Set problem. Go through the material below and copy all lines with "color".

(Dataset listings of figures)

** start **

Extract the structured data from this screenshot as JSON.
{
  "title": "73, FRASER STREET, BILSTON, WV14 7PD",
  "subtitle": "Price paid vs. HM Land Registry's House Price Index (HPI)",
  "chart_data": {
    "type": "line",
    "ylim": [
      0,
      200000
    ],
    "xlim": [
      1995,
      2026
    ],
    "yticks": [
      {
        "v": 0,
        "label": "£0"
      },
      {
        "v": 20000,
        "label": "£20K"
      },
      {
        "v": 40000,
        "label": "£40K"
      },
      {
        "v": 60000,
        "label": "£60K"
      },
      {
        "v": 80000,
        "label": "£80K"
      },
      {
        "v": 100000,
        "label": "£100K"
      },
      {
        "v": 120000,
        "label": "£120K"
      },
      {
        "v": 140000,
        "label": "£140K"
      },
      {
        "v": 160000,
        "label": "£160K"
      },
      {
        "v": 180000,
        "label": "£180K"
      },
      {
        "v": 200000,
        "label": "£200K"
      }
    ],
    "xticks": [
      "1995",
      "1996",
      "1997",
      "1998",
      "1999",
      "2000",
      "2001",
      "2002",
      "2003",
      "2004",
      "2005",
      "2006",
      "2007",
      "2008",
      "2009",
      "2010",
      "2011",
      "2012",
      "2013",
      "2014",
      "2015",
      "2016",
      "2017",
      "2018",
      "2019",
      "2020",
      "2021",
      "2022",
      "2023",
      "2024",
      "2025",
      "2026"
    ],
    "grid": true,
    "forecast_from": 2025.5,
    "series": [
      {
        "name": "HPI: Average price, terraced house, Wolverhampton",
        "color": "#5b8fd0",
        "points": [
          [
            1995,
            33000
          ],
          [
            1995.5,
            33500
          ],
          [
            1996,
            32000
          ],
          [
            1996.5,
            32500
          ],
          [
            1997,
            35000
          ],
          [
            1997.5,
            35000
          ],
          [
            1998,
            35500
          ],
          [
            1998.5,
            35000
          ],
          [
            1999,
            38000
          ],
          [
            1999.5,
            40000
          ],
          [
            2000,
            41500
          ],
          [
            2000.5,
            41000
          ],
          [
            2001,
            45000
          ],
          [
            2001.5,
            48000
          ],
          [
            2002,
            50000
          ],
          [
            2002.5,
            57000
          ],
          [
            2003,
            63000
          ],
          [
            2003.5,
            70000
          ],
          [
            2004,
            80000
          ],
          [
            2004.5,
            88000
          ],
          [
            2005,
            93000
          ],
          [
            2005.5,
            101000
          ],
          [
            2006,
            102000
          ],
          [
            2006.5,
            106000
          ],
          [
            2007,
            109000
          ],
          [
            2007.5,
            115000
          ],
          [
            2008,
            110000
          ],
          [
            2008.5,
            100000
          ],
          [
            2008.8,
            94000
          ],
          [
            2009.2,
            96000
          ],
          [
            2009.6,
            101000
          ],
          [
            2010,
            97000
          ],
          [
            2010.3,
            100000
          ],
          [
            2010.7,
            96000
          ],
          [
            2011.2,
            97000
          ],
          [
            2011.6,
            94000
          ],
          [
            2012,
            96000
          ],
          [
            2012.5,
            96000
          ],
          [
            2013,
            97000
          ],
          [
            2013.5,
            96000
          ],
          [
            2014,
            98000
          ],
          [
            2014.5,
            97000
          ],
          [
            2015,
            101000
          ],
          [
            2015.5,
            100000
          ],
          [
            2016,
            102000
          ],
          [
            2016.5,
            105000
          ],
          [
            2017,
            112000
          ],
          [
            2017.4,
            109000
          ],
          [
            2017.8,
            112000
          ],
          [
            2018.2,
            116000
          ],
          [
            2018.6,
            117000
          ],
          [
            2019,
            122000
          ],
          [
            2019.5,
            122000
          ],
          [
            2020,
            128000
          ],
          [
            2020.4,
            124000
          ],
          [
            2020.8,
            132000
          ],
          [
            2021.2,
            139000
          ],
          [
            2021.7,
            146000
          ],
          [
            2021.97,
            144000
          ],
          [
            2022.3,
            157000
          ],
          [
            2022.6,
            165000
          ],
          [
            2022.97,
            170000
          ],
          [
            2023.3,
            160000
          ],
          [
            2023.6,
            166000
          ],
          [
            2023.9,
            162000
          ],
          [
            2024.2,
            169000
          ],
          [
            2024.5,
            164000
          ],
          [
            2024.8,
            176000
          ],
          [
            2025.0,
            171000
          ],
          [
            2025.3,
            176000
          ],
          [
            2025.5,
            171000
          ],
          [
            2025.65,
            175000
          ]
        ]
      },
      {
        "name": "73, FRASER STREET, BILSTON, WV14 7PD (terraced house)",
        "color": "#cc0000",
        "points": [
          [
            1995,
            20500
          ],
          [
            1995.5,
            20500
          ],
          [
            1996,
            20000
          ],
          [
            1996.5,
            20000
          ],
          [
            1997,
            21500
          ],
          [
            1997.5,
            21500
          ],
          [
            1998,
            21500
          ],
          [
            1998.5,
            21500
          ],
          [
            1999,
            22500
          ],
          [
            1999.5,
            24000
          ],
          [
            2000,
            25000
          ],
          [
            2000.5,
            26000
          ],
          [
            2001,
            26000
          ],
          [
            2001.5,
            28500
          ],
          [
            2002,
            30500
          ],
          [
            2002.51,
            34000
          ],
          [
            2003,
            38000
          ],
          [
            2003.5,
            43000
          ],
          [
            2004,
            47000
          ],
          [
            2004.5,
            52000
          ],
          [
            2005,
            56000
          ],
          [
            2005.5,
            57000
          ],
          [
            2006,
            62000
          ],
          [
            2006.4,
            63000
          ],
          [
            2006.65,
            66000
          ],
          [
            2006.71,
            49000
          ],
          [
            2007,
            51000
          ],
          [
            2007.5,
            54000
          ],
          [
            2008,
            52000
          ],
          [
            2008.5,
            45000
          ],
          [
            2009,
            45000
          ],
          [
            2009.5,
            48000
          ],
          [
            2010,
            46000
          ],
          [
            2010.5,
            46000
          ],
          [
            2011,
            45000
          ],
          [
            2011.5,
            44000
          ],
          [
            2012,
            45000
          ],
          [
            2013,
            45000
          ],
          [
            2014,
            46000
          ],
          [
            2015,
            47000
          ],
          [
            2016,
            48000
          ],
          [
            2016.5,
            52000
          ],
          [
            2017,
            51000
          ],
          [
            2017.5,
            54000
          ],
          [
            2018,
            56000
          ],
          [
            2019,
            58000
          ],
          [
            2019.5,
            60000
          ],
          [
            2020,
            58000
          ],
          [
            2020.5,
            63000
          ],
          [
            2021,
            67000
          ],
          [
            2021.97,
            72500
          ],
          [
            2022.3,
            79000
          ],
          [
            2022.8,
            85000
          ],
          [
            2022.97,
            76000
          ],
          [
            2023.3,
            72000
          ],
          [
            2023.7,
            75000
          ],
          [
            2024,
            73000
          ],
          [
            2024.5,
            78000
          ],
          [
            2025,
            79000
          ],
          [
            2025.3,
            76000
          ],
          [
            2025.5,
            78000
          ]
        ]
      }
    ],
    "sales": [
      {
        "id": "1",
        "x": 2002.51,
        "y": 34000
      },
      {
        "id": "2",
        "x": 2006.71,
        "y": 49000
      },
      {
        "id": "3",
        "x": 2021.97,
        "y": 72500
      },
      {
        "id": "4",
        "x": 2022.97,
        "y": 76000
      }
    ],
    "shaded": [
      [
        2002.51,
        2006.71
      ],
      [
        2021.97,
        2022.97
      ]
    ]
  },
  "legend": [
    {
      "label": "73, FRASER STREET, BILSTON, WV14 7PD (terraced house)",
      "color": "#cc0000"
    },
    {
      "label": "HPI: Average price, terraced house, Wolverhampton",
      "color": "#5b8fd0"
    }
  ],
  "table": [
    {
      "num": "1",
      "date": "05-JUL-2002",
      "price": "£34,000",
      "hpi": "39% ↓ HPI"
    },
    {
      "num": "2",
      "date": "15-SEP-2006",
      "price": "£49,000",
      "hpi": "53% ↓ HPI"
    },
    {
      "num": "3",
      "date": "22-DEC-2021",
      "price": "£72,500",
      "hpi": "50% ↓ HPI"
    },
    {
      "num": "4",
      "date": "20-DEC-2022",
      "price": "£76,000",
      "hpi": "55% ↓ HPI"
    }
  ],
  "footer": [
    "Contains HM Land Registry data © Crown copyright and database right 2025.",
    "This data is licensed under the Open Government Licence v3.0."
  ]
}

** end **

Exercise result.
        "color": "#5b8fd0",
        "color": "#cc0000",
      "color": "#cc0000"
      "color": "#5b8fd0"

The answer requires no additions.